(Data entries)
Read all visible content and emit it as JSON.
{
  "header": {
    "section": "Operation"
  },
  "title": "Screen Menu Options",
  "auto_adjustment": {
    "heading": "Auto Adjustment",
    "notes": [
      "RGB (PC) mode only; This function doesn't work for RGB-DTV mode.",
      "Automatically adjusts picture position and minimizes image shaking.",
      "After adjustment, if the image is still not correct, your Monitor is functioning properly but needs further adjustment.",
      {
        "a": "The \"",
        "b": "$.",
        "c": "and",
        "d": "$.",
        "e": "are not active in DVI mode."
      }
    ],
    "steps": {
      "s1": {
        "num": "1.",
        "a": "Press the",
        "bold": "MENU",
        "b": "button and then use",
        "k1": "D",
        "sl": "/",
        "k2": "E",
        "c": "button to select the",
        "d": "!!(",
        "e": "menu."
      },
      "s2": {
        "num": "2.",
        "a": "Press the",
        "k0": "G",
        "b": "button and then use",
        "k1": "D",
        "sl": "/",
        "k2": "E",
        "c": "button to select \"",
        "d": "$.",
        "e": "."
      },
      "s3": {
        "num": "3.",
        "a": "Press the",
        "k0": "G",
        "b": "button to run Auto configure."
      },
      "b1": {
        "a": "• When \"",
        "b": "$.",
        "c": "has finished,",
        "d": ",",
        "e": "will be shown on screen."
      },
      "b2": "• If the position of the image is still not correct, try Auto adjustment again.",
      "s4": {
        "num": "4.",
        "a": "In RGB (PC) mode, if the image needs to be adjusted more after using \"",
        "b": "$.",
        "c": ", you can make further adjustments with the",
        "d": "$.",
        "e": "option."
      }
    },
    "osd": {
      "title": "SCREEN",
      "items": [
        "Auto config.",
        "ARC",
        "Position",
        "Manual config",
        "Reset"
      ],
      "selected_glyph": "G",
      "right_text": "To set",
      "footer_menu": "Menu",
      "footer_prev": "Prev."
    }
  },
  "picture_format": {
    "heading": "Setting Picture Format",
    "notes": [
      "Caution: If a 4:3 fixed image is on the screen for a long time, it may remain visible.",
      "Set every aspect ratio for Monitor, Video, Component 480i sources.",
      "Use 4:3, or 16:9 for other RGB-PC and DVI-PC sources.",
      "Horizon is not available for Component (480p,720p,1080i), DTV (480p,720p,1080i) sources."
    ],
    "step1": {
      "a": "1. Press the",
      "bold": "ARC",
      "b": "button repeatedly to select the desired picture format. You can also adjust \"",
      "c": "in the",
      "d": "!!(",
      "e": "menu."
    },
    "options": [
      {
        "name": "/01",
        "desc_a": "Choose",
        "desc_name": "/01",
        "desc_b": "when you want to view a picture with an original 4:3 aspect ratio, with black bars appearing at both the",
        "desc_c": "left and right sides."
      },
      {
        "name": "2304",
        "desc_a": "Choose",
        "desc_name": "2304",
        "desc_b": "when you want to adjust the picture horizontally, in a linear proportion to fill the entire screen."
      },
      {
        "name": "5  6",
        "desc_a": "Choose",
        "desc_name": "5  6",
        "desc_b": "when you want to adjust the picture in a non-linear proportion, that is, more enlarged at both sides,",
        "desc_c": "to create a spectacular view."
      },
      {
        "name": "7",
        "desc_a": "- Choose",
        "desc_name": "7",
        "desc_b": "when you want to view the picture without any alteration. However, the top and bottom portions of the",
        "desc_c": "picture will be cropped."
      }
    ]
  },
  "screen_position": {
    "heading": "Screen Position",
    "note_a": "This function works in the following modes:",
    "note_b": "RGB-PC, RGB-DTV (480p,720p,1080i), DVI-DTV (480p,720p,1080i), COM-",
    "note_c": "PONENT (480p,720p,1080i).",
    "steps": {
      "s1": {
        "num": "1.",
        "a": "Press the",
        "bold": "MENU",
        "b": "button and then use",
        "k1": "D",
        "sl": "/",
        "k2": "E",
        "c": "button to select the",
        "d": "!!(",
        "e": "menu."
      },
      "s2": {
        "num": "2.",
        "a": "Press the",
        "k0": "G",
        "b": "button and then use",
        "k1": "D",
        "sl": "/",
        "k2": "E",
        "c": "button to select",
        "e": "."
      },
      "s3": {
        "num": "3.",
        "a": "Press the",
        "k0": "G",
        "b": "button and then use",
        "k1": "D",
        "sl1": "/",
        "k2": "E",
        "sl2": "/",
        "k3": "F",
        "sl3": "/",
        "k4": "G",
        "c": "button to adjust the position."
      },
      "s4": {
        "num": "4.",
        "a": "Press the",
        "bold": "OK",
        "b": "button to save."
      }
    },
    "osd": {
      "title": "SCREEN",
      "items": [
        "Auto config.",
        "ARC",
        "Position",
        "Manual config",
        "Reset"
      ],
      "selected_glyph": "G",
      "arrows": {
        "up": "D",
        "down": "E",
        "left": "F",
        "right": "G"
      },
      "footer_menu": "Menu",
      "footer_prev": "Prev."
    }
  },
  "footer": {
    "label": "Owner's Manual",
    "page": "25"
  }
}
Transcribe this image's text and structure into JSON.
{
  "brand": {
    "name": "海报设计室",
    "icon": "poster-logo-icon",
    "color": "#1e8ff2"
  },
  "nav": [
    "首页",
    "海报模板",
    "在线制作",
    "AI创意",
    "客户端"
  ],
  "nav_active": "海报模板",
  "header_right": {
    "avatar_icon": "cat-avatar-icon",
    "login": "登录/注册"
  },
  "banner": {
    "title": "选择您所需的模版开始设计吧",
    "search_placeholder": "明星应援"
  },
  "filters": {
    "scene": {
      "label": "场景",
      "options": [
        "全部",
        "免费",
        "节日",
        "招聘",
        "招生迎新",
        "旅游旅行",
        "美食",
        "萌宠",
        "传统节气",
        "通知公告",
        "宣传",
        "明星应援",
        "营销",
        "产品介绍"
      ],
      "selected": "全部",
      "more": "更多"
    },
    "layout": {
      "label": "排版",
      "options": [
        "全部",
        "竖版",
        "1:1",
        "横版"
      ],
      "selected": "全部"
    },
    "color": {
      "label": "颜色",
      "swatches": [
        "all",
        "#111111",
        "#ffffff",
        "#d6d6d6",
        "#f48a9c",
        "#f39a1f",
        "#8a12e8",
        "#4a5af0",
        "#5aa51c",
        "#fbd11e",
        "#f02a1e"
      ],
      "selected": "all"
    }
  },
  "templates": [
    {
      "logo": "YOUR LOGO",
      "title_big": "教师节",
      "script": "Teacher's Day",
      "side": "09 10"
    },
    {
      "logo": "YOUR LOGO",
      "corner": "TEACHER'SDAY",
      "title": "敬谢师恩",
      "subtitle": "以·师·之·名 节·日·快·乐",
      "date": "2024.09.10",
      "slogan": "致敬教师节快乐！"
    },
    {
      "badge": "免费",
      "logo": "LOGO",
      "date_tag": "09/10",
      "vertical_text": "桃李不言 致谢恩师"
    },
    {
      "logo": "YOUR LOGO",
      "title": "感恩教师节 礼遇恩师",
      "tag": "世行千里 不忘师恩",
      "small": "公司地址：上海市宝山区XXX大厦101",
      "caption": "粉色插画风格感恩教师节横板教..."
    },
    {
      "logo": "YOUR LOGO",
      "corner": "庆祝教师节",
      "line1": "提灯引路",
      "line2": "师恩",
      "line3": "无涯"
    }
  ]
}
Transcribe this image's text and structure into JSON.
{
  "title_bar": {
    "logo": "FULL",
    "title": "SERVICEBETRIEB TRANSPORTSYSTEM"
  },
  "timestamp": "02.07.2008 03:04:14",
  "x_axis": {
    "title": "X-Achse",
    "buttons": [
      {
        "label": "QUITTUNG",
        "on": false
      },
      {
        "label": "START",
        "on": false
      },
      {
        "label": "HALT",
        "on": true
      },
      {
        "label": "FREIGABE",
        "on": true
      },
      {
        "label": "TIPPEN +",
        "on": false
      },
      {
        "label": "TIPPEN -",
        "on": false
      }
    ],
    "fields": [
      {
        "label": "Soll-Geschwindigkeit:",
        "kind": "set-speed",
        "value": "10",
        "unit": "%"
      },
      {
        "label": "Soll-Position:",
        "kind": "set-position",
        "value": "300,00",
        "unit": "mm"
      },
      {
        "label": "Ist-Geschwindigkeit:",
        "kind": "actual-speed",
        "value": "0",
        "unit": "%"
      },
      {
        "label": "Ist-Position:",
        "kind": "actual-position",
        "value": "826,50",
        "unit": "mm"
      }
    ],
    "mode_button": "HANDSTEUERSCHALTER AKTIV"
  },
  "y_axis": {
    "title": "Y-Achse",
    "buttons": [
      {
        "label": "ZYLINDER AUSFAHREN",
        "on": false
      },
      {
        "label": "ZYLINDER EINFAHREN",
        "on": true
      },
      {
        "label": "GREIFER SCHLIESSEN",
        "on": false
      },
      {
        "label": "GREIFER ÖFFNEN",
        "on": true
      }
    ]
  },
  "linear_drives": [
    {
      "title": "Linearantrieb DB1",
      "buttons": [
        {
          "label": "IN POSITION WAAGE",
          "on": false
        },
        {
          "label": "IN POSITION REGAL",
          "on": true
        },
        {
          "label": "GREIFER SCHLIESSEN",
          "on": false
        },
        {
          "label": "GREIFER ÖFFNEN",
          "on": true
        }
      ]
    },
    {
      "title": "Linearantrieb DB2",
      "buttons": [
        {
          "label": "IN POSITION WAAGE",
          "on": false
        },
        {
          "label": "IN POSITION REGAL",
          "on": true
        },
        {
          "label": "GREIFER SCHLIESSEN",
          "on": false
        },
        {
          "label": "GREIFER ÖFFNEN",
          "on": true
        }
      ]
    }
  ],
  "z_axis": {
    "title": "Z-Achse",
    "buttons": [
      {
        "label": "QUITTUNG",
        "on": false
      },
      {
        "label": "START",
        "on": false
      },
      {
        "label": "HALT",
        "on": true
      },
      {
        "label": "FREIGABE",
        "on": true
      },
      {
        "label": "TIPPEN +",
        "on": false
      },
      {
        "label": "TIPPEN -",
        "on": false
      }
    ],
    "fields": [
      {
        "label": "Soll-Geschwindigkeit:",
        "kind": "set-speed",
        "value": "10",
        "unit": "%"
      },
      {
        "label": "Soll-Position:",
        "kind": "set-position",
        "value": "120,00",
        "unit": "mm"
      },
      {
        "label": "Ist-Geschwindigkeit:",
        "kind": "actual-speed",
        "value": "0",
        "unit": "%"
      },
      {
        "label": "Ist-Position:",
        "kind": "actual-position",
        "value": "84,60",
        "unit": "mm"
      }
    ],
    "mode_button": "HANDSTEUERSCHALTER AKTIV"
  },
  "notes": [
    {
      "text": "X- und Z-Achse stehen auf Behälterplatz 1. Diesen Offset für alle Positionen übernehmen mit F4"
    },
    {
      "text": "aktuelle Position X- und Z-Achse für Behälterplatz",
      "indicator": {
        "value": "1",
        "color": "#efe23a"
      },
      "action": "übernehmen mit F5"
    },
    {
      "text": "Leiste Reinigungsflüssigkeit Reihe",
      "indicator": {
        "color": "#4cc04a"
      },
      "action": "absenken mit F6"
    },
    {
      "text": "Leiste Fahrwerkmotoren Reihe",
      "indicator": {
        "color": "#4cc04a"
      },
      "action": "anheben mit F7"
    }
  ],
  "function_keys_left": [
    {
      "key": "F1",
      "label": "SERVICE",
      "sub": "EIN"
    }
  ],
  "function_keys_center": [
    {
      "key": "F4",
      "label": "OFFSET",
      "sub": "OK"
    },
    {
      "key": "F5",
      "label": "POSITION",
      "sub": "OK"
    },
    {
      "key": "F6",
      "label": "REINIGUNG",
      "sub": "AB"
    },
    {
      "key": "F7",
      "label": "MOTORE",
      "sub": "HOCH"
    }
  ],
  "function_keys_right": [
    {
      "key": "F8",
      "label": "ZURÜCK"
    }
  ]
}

What to produce |
Identify each line in the records above containing the word "needs"; copy those lines.

Correct response |
      "After adjustment, if the image is still not correct, your Monitor is functioning properly but needs further adjustment.",
        "a": "In RGB (PC) mode, if the image needs to be adjusted more after using \"",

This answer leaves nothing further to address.